■ Passage provided ■
+++
I have multiple tasks that I want to put in a serial/concurrent queue running in background thread. Each of the tasks will fetch
data from api(async) then copyItem
(sync, depends on the res of fetch
). The code below blocks main thread. However main thread will not be blocked if I only assign copyItem to the queue. Why can't I run the whole block in background thread ?
let serialQueue = DispatchQueue(label: "queue", qos: .background)
tableView.selectedRowIndexes.forEach { row in
serialQueue.async {
InitData.fetch("someUrl") { initData in
let fileManager = FileManager()
do {
try fileManager.copyItem(atPath: "pathA", toPath: "pathB")
} catch let error {
print(error)
}
}
}
}
This doesn't block main thread:
tableView.selectedRowIndexes.forEach { row in
InitData.fetch("someUrl") { initData in
let fileManager = FileManager()
let workItem = DispatchWorkItem {
do {
try fileManager.copyItem(atPath: "pathA", toPath: "pathB")
+++
■ Entries supplied ■
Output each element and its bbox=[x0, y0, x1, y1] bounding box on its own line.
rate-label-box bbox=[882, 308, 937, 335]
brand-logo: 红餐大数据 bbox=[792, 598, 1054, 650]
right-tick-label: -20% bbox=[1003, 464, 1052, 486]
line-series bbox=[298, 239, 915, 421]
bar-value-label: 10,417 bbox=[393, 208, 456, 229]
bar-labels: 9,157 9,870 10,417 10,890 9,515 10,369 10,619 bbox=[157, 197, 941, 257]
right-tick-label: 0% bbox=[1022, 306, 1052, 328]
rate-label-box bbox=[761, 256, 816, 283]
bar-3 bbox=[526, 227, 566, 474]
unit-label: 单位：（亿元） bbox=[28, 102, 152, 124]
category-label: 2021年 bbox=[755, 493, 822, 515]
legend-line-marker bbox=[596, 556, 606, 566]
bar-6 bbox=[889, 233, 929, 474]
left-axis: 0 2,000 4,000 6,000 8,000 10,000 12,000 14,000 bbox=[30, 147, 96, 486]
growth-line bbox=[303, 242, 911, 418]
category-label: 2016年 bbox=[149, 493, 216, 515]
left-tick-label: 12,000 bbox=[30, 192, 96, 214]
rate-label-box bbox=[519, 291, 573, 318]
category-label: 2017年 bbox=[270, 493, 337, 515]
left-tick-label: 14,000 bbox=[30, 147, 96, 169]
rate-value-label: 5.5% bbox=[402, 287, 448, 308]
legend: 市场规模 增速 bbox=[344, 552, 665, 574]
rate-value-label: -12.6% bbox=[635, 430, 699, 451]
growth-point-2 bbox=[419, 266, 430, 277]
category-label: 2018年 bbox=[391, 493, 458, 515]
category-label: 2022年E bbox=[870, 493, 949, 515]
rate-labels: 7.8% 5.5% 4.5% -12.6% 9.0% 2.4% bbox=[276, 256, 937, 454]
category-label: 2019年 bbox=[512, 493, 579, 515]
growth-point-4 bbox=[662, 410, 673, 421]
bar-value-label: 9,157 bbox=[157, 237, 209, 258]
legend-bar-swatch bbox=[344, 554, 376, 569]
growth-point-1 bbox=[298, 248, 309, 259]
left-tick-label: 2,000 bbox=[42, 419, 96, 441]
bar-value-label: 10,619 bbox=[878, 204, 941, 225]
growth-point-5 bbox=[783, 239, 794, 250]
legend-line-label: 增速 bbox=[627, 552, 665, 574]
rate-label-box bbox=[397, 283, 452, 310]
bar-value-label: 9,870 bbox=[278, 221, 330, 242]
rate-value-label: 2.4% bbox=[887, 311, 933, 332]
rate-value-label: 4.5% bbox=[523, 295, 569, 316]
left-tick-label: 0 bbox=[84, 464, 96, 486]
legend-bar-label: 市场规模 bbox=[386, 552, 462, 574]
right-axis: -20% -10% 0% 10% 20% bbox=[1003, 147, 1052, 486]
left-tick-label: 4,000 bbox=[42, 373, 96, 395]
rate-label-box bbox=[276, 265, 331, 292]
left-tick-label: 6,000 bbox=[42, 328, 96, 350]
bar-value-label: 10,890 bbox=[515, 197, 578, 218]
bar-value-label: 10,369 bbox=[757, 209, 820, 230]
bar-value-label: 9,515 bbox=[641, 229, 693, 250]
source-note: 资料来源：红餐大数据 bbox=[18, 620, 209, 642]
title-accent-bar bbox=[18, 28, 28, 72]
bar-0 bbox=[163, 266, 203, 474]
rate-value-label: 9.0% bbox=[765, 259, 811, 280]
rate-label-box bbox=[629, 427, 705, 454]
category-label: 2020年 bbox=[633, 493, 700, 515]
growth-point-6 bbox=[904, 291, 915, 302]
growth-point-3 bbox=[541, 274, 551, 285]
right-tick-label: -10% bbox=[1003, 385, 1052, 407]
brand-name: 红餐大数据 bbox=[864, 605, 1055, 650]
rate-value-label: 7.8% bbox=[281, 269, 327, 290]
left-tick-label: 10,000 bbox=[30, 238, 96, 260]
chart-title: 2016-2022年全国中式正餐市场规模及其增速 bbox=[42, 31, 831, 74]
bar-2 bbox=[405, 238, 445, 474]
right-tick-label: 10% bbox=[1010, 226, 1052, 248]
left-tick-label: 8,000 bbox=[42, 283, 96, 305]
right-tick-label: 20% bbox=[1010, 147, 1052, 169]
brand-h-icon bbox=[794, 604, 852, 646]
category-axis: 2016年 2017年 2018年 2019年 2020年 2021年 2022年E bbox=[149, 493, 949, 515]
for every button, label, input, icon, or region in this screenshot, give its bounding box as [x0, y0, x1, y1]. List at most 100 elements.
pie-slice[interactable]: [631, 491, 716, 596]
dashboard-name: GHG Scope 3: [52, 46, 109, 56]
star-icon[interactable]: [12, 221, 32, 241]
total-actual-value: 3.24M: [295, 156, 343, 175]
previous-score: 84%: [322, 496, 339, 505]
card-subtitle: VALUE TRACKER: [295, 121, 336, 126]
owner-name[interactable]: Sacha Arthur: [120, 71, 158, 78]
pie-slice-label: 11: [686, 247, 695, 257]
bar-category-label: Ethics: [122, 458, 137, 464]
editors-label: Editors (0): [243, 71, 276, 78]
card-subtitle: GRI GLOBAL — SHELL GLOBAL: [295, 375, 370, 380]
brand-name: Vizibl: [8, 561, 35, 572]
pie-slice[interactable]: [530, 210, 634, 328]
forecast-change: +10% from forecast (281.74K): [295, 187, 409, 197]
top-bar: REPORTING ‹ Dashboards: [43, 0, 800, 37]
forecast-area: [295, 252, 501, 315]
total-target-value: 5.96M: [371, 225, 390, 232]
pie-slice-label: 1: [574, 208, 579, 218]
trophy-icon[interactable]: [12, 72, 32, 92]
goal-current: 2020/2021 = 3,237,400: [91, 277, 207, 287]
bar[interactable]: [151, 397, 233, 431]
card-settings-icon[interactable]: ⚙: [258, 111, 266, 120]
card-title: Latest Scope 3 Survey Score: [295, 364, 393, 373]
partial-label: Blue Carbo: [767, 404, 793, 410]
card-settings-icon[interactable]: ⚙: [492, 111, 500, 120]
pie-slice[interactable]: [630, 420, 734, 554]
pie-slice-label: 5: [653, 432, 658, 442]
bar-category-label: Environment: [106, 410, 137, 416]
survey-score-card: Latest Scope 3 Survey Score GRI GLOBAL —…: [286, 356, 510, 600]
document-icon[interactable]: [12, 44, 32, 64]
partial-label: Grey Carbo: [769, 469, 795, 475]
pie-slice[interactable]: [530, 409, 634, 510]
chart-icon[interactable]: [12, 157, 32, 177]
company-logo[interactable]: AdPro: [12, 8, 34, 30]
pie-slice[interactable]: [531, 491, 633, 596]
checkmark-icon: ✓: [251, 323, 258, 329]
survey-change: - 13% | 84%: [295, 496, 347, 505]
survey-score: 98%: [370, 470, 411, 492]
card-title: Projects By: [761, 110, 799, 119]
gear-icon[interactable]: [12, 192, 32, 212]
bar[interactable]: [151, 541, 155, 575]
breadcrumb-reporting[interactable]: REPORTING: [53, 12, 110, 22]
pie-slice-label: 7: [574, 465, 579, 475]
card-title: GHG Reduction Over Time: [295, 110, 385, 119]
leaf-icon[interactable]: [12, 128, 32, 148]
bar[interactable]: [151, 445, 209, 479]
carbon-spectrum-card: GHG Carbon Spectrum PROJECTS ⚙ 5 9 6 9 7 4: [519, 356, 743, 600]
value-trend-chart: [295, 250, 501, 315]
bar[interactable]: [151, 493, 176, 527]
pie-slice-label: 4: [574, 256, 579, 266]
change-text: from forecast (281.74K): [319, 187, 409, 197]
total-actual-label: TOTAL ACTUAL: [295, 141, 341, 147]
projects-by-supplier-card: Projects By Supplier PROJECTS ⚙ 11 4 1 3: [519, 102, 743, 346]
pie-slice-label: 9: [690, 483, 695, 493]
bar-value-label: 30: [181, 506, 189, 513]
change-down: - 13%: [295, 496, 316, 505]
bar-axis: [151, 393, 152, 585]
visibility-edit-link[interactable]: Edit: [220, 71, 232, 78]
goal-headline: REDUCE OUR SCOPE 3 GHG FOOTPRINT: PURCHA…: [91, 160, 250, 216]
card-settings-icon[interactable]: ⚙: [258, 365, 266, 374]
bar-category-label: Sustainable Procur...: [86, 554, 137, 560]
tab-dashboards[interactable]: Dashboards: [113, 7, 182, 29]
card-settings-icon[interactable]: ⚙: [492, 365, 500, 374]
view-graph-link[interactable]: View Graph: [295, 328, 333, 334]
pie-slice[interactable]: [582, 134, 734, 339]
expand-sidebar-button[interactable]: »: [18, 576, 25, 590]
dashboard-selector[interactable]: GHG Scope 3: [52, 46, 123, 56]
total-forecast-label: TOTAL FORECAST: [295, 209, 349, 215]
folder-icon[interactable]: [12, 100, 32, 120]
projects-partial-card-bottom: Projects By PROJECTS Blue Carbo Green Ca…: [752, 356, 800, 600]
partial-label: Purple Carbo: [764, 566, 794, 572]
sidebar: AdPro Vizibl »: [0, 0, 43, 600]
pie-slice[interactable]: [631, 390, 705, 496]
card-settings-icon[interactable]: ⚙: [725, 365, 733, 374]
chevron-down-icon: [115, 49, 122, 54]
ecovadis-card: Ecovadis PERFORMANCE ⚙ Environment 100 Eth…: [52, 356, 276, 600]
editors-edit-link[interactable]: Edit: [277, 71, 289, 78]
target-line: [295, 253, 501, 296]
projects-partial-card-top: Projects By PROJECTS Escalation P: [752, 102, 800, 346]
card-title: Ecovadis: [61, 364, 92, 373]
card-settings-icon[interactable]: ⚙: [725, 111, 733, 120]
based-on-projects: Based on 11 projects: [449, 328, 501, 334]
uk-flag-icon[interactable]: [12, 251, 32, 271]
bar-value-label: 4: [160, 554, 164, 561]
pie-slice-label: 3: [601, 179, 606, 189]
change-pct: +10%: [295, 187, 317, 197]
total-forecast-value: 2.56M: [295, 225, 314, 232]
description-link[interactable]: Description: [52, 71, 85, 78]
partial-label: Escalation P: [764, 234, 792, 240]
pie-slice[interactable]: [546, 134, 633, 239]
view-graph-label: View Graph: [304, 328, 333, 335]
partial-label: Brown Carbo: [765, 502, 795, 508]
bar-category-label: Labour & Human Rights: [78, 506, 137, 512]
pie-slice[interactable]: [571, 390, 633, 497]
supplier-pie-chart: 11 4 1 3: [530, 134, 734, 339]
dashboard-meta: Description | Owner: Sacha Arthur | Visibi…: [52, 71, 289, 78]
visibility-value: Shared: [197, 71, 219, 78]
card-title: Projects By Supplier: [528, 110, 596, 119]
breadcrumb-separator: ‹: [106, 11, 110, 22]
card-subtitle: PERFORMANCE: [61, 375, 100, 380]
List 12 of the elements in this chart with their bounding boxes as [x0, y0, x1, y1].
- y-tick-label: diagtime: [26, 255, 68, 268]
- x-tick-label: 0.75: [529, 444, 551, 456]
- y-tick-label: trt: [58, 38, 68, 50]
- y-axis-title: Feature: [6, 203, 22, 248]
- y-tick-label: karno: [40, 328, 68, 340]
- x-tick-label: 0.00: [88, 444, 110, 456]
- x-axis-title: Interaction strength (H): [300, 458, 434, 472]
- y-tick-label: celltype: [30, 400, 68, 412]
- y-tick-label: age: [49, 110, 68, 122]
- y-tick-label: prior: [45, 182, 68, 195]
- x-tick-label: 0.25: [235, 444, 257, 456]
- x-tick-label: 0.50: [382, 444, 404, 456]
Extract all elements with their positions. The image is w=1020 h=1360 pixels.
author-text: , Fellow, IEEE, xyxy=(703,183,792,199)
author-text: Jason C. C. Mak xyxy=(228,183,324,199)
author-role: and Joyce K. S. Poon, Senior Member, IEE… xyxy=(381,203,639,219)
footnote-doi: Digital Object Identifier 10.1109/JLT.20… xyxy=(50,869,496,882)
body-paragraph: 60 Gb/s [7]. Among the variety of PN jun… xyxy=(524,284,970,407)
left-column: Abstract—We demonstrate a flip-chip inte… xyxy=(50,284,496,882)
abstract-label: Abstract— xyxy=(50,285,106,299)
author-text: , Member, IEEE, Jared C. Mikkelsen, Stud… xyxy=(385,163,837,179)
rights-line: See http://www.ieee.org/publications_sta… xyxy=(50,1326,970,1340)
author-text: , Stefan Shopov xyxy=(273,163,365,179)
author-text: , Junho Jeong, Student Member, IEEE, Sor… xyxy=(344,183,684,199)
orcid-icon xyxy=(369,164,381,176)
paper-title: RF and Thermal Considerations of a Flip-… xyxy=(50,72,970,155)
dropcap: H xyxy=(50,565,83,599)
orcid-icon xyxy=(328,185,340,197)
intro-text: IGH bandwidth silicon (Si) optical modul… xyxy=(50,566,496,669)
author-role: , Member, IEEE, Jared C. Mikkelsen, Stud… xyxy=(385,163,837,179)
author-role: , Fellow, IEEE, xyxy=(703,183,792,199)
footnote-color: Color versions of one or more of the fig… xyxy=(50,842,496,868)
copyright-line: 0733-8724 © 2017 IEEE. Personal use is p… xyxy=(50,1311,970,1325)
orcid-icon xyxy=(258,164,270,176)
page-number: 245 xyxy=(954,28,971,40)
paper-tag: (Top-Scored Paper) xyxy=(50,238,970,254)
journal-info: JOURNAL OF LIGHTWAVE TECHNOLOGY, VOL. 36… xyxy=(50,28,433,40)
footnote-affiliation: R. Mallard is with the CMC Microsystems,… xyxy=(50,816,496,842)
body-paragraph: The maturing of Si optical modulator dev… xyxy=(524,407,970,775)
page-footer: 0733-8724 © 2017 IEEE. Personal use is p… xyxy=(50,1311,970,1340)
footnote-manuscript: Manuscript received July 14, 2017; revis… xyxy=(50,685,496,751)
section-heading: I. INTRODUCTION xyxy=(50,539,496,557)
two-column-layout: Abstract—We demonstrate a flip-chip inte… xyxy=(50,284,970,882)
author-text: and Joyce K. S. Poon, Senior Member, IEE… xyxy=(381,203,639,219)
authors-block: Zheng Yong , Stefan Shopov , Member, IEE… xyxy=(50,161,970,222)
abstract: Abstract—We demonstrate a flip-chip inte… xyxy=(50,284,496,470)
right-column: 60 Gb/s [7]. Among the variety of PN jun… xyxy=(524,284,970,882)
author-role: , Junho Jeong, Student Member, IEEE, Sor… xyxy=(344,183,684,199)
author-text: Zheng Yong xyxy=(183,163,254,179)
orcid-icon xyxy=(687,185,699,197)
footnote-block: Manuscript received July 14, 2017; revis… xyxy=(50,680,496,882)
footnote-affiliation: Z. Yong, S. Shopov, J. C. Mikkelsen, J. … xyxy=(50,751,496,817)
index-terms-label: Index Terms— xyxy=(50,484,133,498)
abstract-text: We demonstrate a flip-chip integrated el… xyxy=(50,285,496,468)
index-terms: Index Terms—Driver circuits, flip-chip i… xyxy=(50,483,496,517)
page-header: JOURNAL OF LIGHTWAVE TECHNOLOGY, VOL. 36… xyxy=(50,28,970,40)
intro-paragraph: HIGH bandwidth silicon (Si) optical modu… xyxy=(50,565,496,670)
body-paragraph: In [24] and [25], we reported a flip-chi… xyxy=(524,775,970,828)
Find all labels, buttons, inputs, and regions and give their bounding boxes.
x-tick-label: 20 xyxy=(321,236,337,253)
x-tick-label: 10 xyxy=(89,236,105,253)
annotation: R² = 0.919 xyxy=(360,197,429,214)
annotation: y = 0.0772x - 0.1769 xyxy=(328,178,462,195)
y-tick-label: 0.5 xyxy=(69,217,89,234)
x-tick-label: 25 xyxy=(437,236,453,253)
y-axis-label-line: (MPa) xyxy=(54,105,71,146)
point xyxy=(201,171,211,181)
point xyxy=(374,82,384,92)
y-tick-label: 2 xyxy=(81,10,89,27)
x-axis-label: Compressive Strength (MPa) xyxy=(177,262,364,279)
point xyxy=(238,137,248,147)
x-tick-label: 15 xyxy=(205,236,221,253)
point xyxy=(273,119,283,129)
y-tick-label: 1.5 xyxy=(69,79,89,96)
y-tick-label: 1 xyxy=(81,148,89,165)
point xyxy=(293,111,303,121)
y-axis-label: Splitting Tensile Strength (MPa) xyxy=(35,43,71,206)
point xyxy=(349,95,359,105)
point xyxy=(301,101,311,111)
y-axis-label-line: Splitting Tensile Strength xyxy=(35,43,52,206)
+++
■ Exercise tasks ■
a - Write out the part of the Swift queue question starting with "I have multiple" and going on through "print(error)".
b - Extend the Swift queue question, picking up right after its final line.

■ Answers below ■
a -
I have multiple tasks that I want to put in a serial/concurrent queue running in background thread. Each of the tasks will fetch
data from api(async) then copyItem
(sync, depends on the res of fetch
). The code below blocks main thread. However main thread will not be blocked if I only assign copyItem to the queue. Why can't I run the whole block in background thread ?
let serialQueue = DispatchQueue(label: "queue", qos: .background)
tableView.selectedRowIndexes.forEach { row in
serialQueue.async {
InitData.fetch("someUrl") { initData in
let fileManager = FileManager()
do {
try fileManager.copyItem(atPath: "pathA", toPath: "pathB")
} catch let error {
print(error)

b -
} catch let error {
print(error)
}
}
DispatchQueue.global(qos: .background).async(execute: workItem)
}
}
We can deduce from your symptoms that InitData.fetch
takes two arguments: a string ( "someUrl"
) and a callback, and that it submits the callback to the main queue for execution. It doesn't matter what queue you were on when you called InitData.fetch
. What matters is the queue that InitData
eventually (asynchronously) uses to schedule execution of the callback. Maybe you can tell it which queue you want it to use, but apparently in the program you've written, it uses the main queue.